• Directive:
Quote the data below word for word, starting at the line that contains "I need the location" and ending at the line that contains "472, 736, 495]", both lines included.

• Given entries:
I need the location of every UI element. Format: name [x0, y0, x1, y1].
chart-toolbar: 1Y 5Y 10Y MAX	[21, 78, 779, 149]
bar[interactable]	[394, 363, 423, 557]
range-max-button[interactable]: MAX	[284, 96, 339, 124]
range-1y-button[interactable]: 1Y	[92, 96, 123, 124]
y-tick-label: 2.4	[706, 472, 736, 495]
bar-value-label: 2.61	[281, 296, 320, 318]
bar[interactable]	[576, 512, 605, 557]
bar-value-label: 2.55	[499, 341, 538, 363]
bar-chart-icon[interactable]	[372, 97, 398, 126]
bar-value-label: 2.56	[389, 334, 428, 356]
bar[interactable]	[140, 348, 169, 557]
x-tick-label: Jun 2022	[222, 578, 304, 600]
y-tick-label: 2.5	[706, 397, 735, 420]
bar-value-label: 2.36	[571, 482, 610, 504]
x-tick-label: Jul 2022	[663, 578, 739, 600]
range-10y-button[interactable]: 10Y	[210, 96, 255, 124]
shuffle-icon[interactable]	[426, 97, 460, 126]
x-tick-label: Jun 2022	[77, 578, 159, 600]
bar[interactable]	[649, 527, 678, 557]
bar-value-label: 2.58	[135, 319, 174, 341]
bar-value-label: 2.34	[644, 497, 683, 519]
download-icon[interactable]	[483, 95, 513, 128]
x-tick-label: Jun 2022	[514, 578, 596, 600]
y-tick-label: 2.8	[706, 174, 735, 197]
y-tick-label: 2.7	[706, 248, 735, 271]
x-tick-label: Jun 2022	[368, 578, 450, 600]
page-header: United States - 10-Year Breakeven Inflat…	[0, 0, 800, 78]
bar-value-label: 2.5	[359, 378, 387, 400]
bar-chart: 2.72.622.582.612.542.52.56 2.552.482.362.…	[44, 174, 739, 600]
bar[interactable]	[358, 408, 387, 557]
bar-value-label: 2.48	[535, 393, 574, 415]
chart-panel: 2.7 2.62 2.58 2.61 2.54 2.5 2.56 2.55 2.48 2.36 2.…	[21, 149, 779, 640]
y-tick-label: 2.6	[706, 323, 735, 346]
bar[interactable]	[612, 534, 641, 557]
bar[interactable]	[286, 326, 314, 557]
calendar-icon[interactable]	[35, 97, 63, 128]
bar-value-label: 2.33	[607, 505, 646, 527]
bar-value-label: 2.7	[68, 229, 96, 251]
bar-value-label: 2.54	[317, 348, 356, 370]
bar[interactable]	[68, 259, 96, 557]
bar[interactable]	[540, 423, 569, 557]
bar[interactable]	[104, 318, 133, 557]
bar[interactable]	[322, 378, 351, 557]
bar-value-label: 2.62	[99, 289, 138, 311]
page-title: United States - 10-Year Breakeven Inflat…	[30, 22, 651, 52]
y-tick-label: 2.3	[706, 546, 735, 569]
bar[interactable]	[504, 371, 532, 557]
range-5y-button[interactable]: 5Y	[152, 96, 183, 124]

---

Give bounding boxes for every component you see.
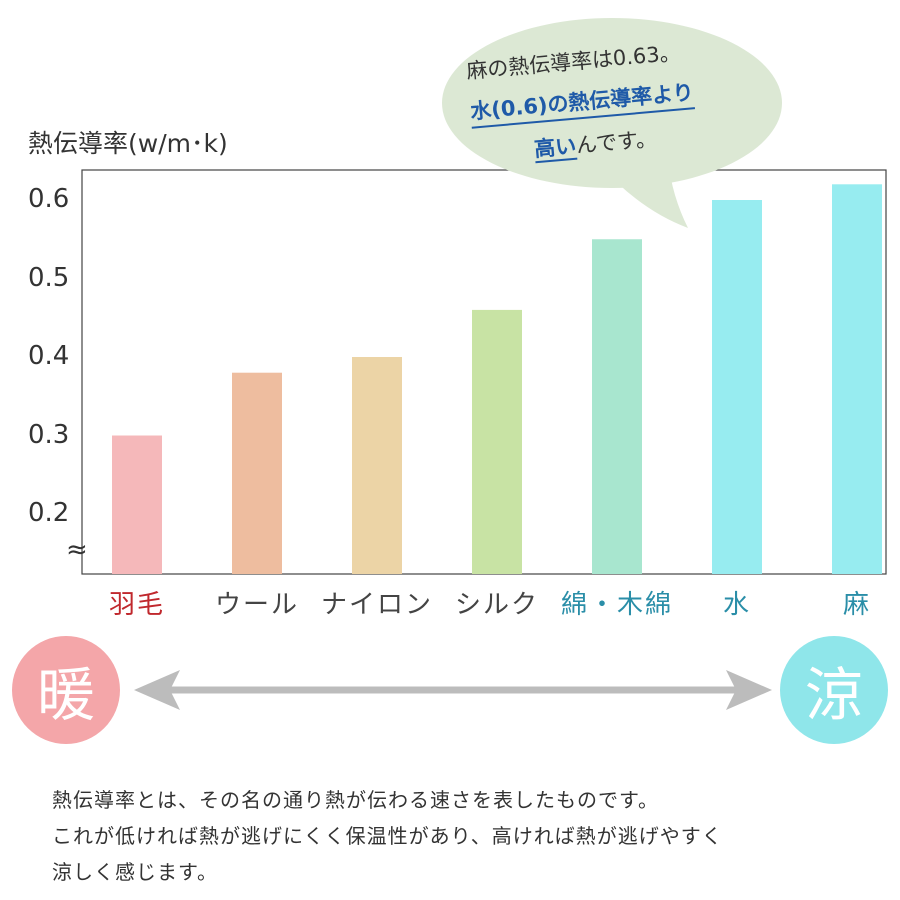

• Complete response:
I need the location of every UI element. Format: name [x0, y0, x1, y1].
chart-toolbar: 1Y 5Y 10Y MAX	[21, 78, 779, 149]
bar[interactable]	[394, 363, 423, 557]
range-max-button[interactable]: MAX	[284, 96, 339, 124]
range-1y-button[interactable]: 1Y	[92, 96, 123, 124]
y-tick-label: 2.4	[706, 472, 736, 495]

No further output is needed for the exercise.